- [OBJECTIVE]
Word for word, print each line of the listing below; pictures stay out.

[start of THE RECORDS]

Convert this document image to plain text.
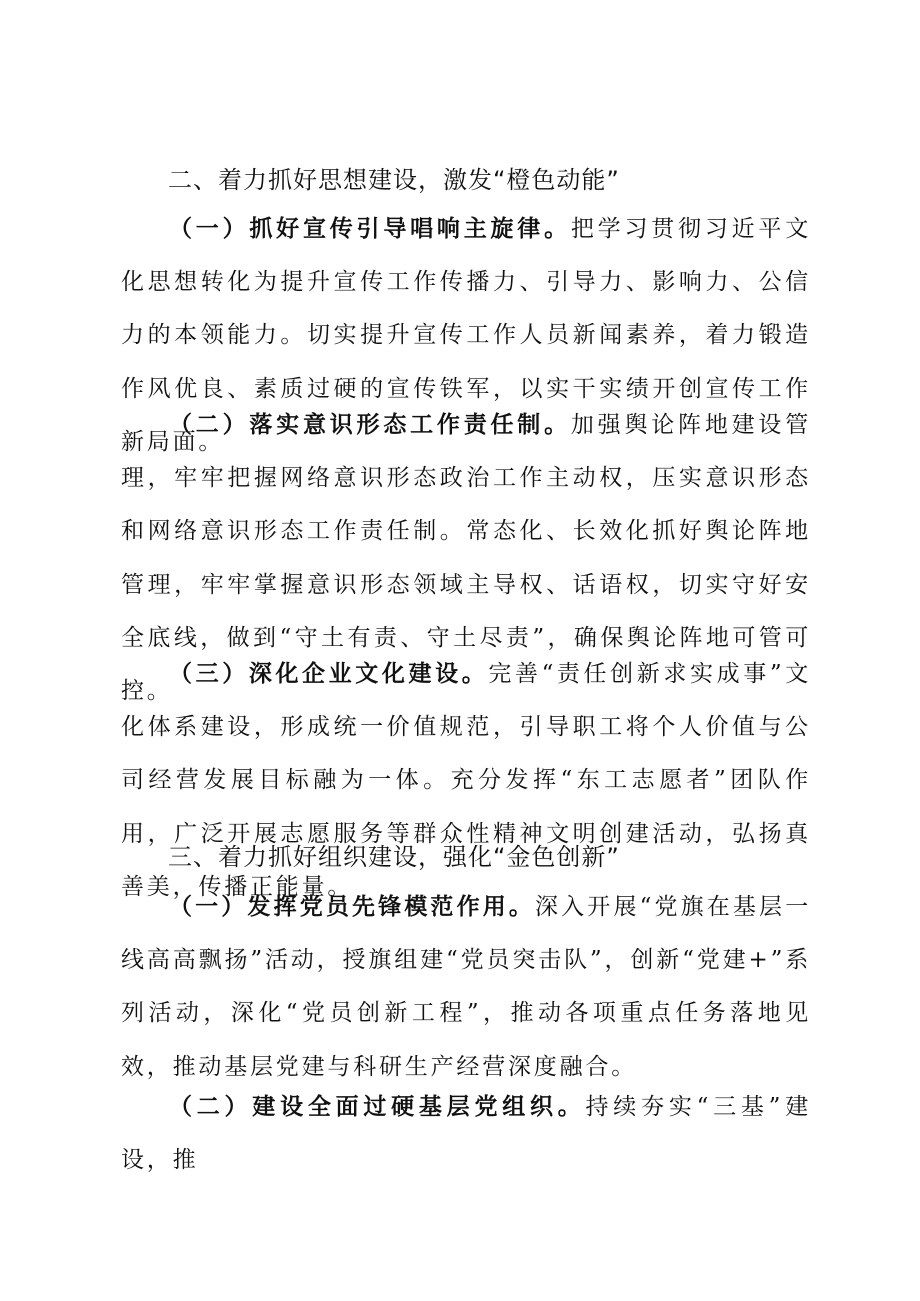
二、着力抓好思想建设，激发“橙色动能”

（一）抓好宣传引导唱响主旋律。把学习贯彻习近平文化思想转化为提升宣传工作传播力、引导力、影响力、公信力的本领能力。切实提升宣传工作人员新闻素养，着力锻造作风优良、素质过硬的宣传铁军，以实干实绩开创宣传工作新局面。

（二）落实意识形态工作责任制。加强舆论阵地建设管理，牢牢把握网络意识形态政治工作主动权，压实意识形态和网络意识形态工作责任制。常态化、长效化抓好舆论阵地管理，牢牢掌握意识形态领域主导权、话语权，切实守好安全底线，做到“守土有责、守土尽责”，确保舆论阵地可管可控。

（三）深化企业文化建设。完善“责任创新求实成事”文化体系建设，形成统一价值规范，引导职工将个人价值与公司经营发展目标融为一体。充分发挥“东工志愿者”团队作用，广泛开展志愿服务等群众性精神文明创建活动，弘扬真善美，传播正能量。

三、着力抓好组织建设，强化“金色创新”

（一）发挥党员先锋模范作用。深入开展“党旗在基层一线高高飘扬”活动，授旗组建“党员突击队”，创新“党建+”系列活动，深化“党员创新工程”，推动各项重点任务落地见效，推动基层党建与科研生产经营深度融合。

（二）建设全面过硬基层党组织。持续夯实“三基”建设，推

[end of THE RECORDS]

- [COMPLETED EXERCISE]
Convert this document image to plain text.
二、着力抓好思想建设，激发“橙色动能”

（一）抓好宣传引导唱响主旋律。把学习贯彻习近平文化思想转化为提升宣传工作传播力、引导力、影响力、公信力的本领能力。切实提升宣传工作人员新闻素养，着力锻造作风优良、素质过硬的宣传铁军，以实干实绩开创宣传工作新局面。

（二）落实意识形态工作责任制。加强舆论阵地建设管理，牢牢把握网络意识形态政治工作主动权，压实意识形态和网络意识形态工作责任制。常态化、长效化抓好舆论阵地管理，牢牢掌握意识形态领域主导权、话语权，切实守好安全底线，做到“守土有责、守土尽责”，确保舆论阵地可管可控。

（三）深化企业文化建设。完善“责任创新求实成事”文化体系建设，形成统一价值规范，引导职工将个人价值与公司经营发展目标融为一体。充分发挥“东工志愿者”团队作用，广泛开展志愿服务等群众性精神文明创建活动，弘扬真善美，传播正能量。

三、着力抓好组织建设，强化“金色创新”

（一）发挥党员先锋模范作用。深入开展“党旗在基层一线高高飘扬”活动，授旗组建“党员突击队”，创新“党建+”系列活动，深化“党员创新工程”，推动各项重点任务落地见效，推动基层党建与科研生产经营深度融合。

（二）建设全面过硬基层党组织。持续夯实“三基”建设，推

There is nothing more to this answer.